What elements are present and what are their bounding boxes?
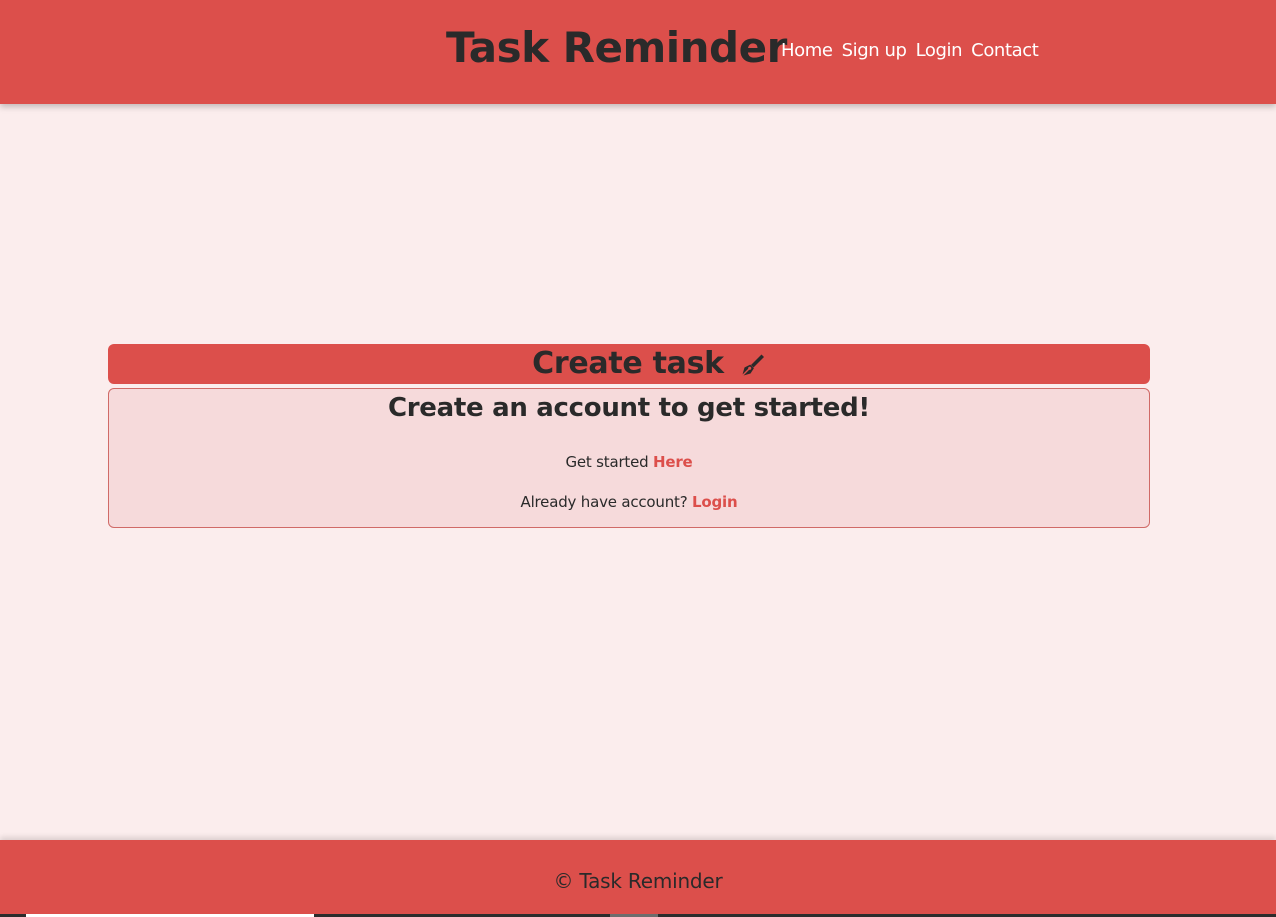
nav-signup-link[interactable]: Sign up bbox=[842, 39, 907, 63]
existing-account-line: Already have account? Login bbox=[109, 492, 1149, 512]
get-started-text: Get started bbox=[565, 453, 649, 471]
pen-icon bbox=[740, 352, 766, 378]
create-task-bar: Create task bbox=[108, 344, 1150, 384]
signup-here-link[interactable]: Here bbox=[653, 453, 693, 471]
site-footer: © Task Reminder bbox=[0, 840, 1276, 914]
nav-login-link[interactable]: Login bbox=[916, 39, 963, 63]
account-heading: Create an account to get started! bbox=[387, 393, 870, 423]
main-content: Create task Create an account to get sta… bbox=[0, 104, 1276, 840]
get-started-line: Get started Here bbox=[109, 452, 1149, 472]
nav-home-link[interactable]: Home bbox=[781, 39, 833, 63]
existing-account-text: Already have account? bbox=[520, 493, 688, 511]
site-header: Task Reminder Home Sign up Login Contact bbox=[0, 0, 1276, 104]
footer-copyright: © Task Reminder bbox=[553, 869, 723, 893]
login-link[interactable]: Login bbox=[692, 493, 738, 511]
nav-contact-link[interactable]: Contact bbox=[971, 39, 1039, 63]
site-title[interactable]: Task Reminder bbox=[446, 20, 787, 76]
account-prompt-box: Create an account to get started! Get st… bbox=[108, 388, 1150, 528]
main-nav: Home Sign up Login Contact bbox=[781, 39, 1039, 63]
create-task-title: Create task bbox=[532, 346, 724, 381]
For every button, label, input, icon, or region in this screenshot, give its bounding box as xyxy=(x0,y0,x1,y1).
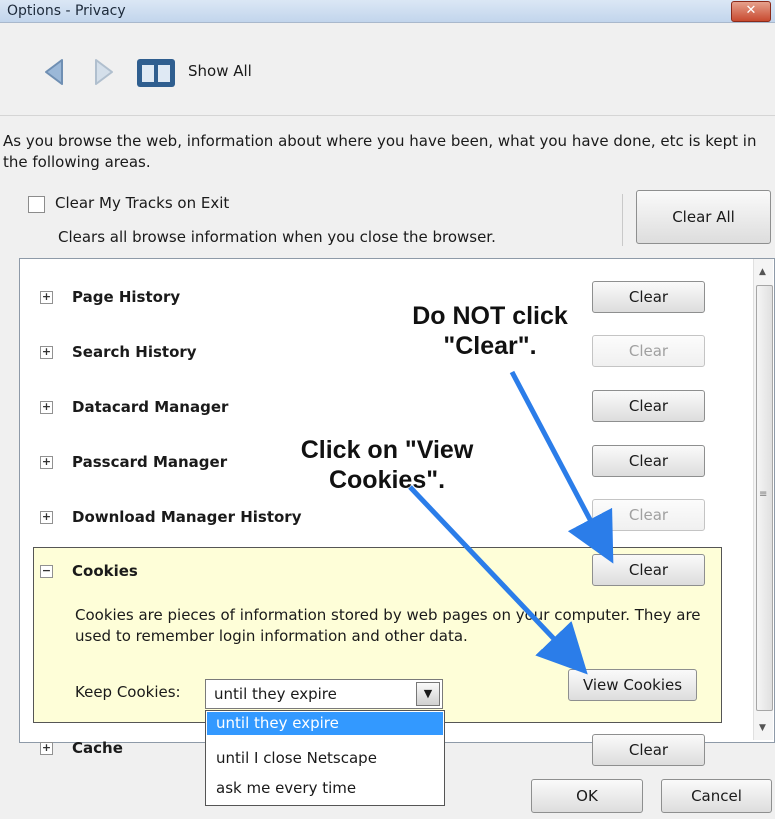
annotation-do-not-click: Do NOT click "Clear". xyxy=(412,302,568,360)
dropdown-option[interactable]: until they expire xyxy=(207,712,443,735)
annotation-click-view-cookies: Click on "View Cookies". xyxy=(300,436,474,494)
dropdown-option[interactable]: until I close Netscape xyxy=(207,747,443,770)
arrow-to-clear xyxy=(509,370,614,564)
annotation-arrows xyxy=(408,370,614,675)
dropdown-option[interactable]: ask me every time xyxy=(207,777,443,800)
arrow-to-view-cookies xyxy=(408,485,588,675)
options-privacy-window: Options - Privacy ✕ Show All As you brow… xyxy=(0,0,775,819)
keep-cookies-dropdown: until they expire until I close Netscape… xyxy=(205,710,445,806)
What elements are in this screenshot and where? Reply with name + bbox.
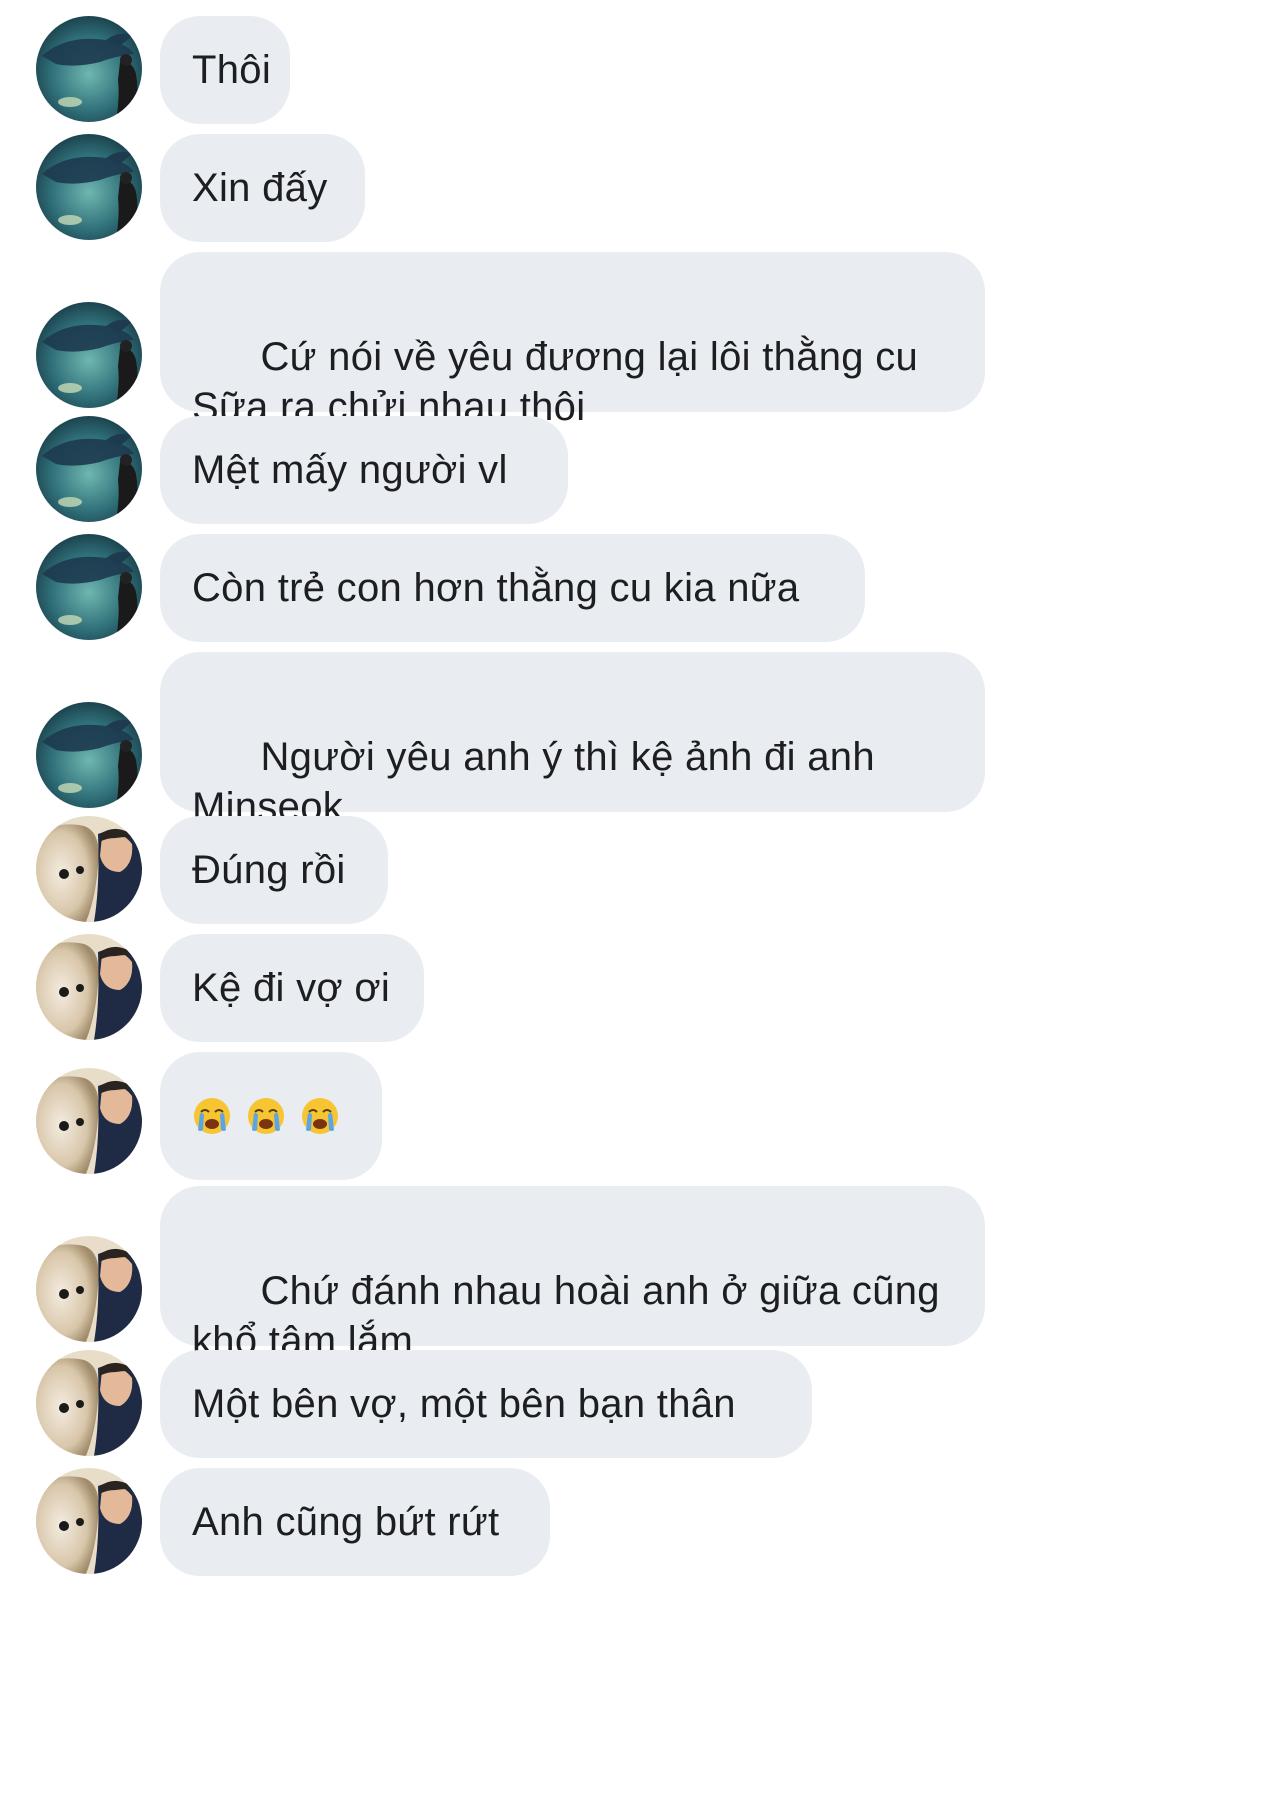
message-bubble[interactable]: Người yêu anh ý thì kệ ảnh đi anh Minseo… bbox=[160, 652, 985, 829]
avatar-dog-image bbox=[36, 816, 142, 922]
avatar-aquarium-image bbox=[36, 302, 142, 408]
message-text: Thôi bbox=[192, 48, 272, 92]
avatar[interactable] bbox=[36, 1236, 142, 1342]
avatar-aquarium-image bbox=[36, 16, 142, 122]
message-text: Xin đấy bbox=[192, 166, 328, 210]
avatar[interactable] bbox=[36, 302, 142, 408]
message-bubble[interactable]: Mệt mấy người vl bbox=[160, 416, 568, 524]
message-text: Chứ đánh nhau hoài anh ở giữa cũng khổ t… bbox=[192, 1269, 940, 1363]
loudly-crying-face-icon bbox=[300, 1096, 340, 1136]
message-text: Còn trẻ con hơn thằng cu kia nữa bbox=[192, 566, 800, 610]
message-thread: Thôi Xin đấy Cứ nói về yêu đương lại lôi… bbox=[0, 0, 1283, 1794]
message-bubble[interactable]: Kệ đi vợ ơi bbox=[160, 934, 424, 1042]
message-text: Một bên vợ, một bên bạn thân bbox=[192, 1382, 736, 1426]
avatar-dog-image bbox=[36, 934, 142, 1040]
message-text: Người yêu anh ý thì kệ ảnh đi anh Minseo… bbox=[192, 735, 875, 829]
loudly-crying-face-icon bbox=[192, 1096, 232, 1136]
avatar[interactable] bbox=[36, 816, 142, 922]
avatar-dog-image bbox=[36, 1236, 142, 1342]
avatar[interactable] bbox=[36, 134, 142, 240]
avatar-aquarium-image bbox=[36, 534, 142, 640]
message-bubble[interactable]: Còn trẻ con hơn thằng cu kia nữa bbox=[160, 534, 865, 642]
message-bubble[interactable] bbox=[160, 1052, 382, 1180]
avatar[interactable] bbox=[36, 534, 142, 640]
loudly-crying-face-icon bbox=[246, 1096, 286, 1136]
message-bubble[interactable]: Cứ nói về yêu đương lại lôi thằng cu Sữa… bbox=[160, 252, 985, 429]
message-text: Mệt mấy người vl bbox=[192, 448, 508, 492]
avatar-aquarium-image bbox=[36, 416, 142, 522]
message-text: Cứ nói về yêu đương lại lôi thằng cu Sữa… bbox=[192, 335, 919, 429]
avatar[interactable] bbox=[36, 1468, 142, 1574]
avatar-dog-image bbox=[36, 1068, 142, 1174]
message-bubble[interactable]: Chứ đánh nhau hoài anh ở giữa cũng khổ t… bbox=[160, 1186, 985, 1363]
avatar[interactable] bbox=[36, 702, 142, 808]
avatar[interactable] bbox=[36, 934, 142, 1040]
avatar[interactable] bbox=[36, 416, 142, 522]
avatar-aquarium-image bbox=[36, 134, 142, 240]
avatar[interactable] bbox=[36, 16, 142, 122]
message-text: Kệ đi vợ ơi bbox=[192, 966, 391, 1010]
avatar[interactable] bbox=[36, 1068, 142, 1174]
message-text: Anh cũng bứt rứt bbox=[192, 1500, 500, 1544]
message-text: Đúng rồi bbox=[192, 848, 346, 892]
message-bubble[interactable]: Một bên vợ, một bên bạn thân bbox=[160, 1350, 812, 1458]
avatar[interactable] bbox=[36, 1350, 142, 1456]
avatar-dog-image bbox=[36, 1350, 142, 1456]
message-bubble[interactable]: Thôi bbox=[160, 16, 290, 124]
message-bubble[interactable]: Xin đấy bbox=[160, 134, 365, 242]
avatar-aquarium-image bbox=[36, 702, 142, 808]
avatar-dog-image bbox=[36, 1468, 142, 1574]
message-bubble[interactable]: Anh cũng bứt rứt bbox=[160, 1468, 550, 1576]
message-bubble[interactable]: Đúng rồi bbox=[160, 816, 388, 924]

---

Stated goal =>
Reproduce the lines above verbatim, from the line containing "message-bubble[interactable]: Người yêu" up to and including the line containing "message-text: Một bên".

Exercise output =>
message-bubble[interactable]: Người yêu anh ý thì kệ ảnh đi anh Minseo… bbox=[160, 652, 985, 829]
avatar-dog-image bbox=[36, 816, 142, 922]
avatar-aquarium-image bbox=[36, 302, 142, 408]
message-text: Thôi bbox=[192, 48, 272, 92]
avatar[interactable] bbox=[36, 1236, 142, 1342]
avatar-aquarium-image bbox=[36, 16, 142, 122]
message-text: Xin đấy bbox=[192, 166, 328, 210]
avatar[interactable] bbox=[36, 302, 142, 408]
message-bubble[interactable]: Mệt mấy người vl bbox=[160, 416, 568, 524]
message-text: Chứ đánh nhau hoài anh ở giữa cũng khổ t… bbox=[192, 1269, 940, 1363]
loudly-crying-face-icon bbox=[300, 1096, 340, 1136]
message-text: Còn trẻ con hơn thằng cu kia nữa bbox=[192, 566, 800, 610]
message-thread: Thôi Xin đấy Cứ nói về yêu đương lại lôi… bbox=[0, 0, 1283, 1794]
message-bubble[interactable]: Kệ đi vợ ơi bbox=[160, 934, 424, 1042]
message-text: Một bên vợ, một bên bạn thân bbox=[192, 1382, 736, 1426]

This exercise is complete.